▶ [Objective]: Work out how many lines in the listing below include the word "NTFS". Give nothing but the number.

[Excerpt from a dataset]
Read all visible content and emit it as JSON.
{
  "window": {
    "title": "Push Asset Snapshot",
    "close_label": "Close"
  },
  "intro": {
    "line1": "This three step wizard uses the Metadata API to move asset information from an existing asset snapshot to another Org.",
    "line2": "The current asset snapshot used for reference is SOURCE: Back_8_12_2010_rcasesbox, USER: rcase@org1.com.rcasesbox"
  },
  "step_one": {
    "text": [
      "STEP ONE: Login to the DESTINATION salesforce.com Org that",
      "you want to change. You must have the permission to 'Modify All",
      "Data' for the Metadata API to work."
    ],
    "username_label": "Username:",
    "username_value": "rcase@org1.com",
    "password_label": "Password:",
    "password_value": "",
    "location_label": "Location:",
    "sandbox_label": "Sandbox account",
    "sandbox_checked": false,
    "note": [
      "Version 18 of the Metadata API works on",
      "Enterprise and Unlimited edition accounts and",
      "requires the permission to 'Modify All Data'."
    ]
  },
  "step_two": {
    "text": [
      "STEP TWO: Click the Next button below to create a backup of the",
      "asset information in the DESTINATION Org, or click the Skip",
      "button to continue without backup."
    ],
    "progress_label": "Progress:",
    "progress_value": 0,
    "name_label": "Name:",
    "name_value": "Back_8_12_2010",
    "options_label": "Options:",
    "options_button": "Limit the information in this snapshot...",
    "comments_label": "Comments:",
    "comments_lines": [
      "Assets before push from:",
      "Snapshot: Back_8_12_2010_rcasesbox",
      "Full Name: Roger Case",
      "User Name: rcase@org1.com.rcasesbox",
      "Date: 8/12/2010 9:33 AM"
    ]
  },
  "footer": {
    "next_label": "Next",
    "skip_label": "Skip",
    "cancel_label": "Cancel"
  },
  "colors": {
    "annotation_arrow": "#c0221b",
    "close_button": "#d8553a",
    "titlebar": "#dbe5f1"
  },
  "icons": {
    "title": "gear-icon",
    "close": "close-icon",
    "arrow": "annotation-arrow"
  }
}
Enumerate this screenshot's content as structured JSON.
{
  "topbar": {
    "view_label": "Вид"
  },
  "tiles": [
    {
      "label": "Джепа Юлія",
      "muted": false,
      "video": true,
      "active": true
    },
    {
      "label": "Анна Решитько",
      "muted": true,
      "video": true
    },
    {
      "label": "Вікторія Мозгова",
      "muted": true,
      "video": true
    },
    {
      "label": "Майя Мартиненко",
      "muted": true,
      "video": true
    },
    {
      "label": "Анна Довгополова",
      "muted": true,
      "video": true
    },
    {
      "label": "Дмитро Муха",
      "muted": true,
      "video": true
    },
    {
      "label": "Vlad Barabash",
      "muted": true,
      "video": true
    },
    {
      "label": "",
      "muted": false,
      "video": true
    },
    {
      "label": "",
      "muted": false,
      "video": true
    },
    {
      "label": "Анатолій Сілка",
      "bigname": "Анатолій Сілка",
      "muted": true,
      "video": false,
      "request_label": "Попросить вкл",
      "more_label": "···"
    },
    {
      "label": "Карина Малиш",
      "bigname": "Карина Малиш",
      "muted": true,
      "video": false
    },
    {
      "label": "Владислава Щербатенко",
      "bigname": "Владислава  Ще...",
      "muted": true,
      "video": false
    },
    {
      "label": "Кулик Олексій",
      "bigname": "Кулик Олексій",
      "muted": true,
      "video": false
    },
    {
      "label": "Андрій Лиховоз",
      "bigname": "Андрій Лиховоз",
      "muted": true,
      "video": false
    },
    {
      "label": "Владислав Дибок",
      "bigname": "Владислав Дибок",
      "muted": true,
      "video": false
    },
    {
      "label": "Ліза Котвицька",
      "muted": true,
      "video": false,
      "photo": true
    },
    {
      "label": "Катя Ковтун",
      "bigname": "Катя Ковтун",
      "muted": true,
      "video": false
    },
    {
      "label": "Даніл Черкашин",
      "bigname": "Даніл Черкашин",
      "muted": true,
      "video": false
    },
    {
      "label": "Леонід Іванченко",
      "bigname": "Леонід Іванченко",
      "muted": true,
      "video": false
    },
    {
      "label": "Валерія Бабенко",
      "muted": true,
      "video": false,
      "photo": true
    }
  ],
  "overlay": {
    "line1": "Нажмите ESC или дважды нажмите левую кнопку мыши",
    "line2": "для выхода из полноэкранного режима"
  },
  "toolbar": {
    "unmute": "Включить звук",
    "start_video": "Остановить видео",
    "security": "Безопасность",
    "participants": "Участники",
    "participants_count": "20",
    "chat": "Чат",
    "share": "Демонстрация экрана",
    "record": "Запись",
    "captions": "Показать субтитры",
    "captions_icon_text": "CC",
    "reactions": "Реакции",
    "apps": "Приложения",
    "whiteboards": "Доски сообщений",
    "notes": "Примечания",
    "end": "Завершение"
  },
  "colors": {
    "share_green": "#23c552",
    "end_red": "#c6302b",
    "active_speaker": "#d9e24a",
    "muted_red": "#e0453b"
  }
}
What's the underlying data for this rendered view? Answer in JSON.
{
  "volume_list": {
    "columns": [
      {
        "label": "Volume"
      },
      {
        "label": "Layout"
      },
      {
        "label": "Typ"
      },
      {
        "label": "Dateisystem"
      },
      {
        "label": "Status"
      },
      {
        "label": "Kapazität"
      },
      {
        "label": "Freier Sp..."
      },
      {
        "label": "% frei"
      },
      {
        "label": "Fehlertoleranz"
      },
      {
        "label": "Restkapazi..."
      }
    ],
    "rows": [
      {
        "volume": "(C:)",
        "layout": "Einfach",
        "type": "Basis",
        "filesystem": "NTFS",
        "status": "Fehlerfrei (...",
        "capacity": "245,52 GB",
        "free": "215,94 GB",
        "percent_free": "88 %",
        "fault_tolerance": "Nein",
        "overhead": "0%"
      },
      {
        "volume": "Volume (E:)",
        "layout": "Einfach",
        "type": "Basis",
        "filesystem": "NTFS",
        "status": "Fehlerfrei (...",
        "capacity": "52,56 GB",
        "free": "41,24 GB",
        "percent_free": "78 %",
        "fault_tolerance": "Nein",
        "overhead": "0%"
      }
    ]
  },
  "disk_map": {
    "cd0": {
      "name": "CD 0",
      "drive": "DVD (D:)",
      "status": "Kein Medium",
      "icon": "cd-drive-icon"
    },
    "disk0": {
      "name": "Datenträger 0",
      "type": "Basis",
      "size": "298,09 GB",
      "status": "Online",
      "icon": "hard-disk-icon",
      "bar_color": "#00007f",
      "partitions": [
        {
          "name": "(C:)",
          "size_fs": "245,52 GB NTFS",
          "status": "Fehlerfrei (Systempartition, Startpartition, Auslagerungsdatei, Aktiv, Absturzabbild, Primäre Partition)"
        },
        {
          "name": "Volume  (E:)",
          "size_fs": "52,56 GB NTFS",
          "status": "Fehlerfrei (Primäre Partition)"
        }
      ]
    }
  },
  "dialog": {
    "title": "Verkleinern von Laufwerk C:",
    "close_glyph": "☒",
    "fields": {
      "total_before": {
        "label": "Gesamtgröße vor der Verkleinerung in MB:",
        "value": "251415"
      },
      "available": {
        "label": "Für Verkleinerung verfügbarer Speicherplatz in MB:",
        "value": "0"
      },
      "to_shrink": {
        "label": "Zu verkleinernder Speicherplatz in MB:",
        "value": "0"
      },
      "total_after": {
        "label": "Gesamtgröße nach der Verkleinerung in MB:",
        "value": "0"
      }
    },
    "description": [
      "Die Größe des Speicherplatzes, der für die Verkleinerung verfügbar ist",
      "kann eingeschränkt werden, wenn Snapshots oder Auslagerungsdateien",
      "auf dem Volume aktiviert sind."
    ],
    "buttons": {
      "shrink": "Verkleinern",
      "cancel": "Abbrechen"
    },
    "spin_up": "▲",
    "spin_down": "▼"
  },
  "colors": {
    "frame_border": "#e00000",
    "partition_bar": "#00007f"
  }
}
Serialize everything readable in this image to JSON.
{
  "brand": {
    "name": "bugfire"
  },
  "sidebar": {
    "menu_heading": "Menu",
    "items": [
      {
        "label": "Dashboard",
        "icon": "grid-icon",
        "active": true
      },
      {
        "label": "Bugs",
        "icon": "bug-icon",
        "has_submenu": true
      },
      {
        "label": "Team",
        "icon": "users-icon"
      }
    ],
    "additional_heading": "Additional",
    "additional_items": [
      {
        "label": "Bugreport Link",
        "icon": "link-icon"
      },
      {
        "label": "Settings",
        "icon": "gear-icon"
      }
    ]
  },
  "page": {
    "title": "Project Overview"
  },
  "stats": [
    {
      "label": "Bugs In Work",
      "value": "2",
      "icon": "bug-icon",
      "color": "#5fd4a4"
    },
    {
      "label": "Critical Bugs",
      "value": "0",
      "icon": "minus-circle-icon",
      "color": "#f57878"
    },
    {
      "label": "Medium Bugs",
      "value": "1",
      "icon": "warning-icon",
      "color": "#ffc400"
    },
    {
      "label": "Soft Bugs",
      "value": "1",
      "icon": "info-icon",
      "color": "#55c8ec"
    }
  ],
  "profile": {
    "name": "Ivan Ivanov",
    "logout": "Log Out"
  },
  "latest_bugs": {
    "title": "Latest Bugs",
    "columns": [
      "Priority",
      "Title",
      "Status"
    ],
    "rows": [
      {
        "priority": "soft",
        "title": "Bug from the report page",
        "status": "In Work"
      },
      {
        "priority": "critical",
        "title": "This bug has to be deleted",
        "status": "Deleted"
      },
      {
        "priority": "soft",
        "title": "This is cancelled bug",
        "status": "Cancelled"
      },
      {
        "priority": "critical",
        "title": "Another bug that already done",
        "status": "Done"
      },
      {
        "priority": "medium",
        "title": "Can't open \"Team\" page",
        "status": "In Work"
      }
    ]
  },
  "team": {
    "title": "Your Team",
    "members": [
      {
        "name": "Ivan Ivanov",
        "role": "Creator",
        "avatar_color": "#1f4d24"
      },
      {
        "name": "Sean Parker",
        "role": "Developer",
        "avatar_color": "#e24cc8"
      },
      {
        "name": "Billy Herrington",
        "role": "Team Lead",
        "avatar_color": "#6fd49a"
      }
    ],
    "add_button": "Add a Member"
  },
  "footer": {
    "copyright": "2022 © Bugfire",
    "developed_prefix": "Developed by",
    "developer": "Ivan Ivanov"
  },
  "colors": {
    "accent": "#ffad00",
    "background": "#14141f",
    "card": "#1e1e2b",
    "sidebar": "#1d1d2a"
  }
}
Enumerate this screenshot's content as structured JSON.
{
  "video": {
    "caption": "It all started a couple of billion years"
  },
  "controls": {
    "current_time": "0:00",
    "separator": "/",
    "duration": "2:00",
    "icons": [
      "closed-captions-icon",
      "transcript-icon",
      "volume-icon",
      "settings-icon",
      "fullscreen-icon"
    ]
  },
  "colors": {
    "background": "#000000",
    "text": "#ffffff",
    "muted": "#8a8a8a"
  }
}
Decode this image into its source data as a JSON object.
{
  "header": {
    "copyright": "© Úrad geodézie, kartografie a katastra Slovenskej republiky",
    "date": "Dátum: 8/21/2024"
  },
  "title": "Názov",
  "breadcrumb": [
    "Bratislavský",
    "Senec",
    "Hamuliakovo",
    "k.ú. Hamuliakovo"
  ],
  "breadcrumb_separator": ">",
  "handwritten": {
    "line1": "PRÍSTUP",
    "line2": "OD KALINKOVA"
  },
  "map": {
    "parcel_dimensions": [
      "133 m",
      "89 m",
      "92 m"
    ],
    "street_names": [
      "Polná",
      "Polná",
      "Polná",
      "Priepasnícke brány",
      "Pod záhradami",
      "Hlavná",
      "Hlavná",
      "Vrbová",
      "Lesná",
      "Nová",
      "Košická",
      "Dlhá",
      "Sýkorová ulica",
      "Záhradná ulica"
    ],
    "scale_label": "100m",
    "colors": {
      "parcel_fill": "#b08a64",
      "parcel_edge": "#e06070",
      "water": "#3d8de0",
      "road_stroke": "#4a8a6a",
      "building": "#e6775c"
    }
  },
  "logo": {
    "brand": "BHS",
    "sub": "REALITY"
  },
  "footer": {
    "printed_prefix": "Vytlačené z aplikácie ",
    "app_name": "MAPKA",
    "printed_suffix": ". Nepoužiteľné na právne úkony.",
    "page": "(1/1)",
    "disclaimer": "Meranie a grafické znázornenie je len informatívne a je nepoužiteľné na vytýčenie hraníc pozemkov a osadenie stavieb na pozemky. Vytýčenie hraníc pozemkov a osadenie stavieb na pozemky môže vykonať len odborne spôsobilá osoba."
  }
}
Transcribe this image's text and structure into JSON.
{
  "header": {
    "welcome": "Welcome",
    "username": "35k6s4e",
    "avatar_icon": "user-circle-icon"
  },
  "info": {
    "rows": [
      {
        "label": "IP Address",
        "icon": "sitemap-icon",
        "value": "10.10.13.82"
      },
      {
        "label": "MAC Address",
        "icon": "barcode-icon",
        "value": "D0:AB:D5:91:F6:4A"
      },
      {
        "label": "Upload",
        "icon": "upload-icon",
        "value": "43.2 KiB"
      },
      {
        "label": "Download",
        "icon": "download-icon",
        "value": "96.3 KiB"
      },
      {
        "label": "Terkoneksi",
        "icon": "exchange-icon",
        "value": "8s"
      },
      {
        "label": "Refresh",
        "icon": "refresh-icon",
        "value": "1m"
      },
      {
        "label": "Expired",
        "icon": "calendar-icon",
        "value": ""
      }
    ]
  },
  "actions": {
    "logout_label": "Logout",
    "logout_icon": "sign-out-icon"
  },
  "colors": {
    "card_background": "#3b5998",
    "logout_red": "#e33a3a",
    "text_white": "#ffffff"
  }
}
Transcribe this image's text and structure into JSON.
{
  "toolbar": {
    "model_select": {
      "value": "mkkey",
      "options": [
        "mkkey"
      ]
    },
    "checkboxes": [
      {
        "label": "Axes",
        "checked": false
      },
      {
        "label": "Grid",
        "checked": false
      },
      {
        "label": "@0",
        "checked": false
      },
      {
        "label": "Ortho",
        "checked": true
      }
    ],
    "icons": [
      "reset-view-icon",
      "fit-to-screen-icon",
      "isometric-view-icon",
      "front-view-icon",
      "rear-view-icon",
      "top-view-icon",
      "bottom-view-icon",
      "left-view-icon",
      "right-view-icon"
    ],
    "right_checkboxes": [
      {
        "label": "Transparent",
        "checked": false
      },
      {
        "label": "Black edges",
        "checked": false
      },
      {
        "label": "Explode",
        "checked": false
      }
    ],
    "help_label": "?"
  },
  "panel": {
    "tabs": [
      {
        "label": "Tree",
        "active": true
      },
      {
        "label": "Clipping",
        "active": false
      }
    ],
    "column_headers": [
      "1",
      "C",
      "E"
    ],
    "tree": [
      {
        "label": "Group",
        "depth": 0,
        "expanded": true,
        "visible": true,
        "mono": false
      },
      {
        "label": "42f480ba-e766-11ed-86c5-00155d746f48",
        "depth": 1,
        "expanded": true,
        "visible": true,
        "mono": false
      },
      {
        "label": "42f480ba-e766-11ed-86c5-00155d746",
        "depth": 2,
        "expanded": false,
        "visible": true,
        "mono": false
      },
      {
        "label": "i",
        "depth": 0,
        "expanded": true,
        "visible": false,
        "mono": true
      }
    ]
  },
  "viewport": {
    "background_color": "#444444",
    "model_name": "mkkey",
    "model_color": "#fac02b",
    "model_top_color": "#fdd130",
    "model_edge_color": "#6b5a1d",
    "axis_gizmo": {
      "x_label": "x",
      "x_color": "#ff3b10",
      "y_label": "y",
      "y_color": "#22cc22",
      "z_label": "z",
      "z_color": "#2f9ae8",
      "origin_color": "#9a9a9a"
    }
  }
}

▶ [Full response]: 4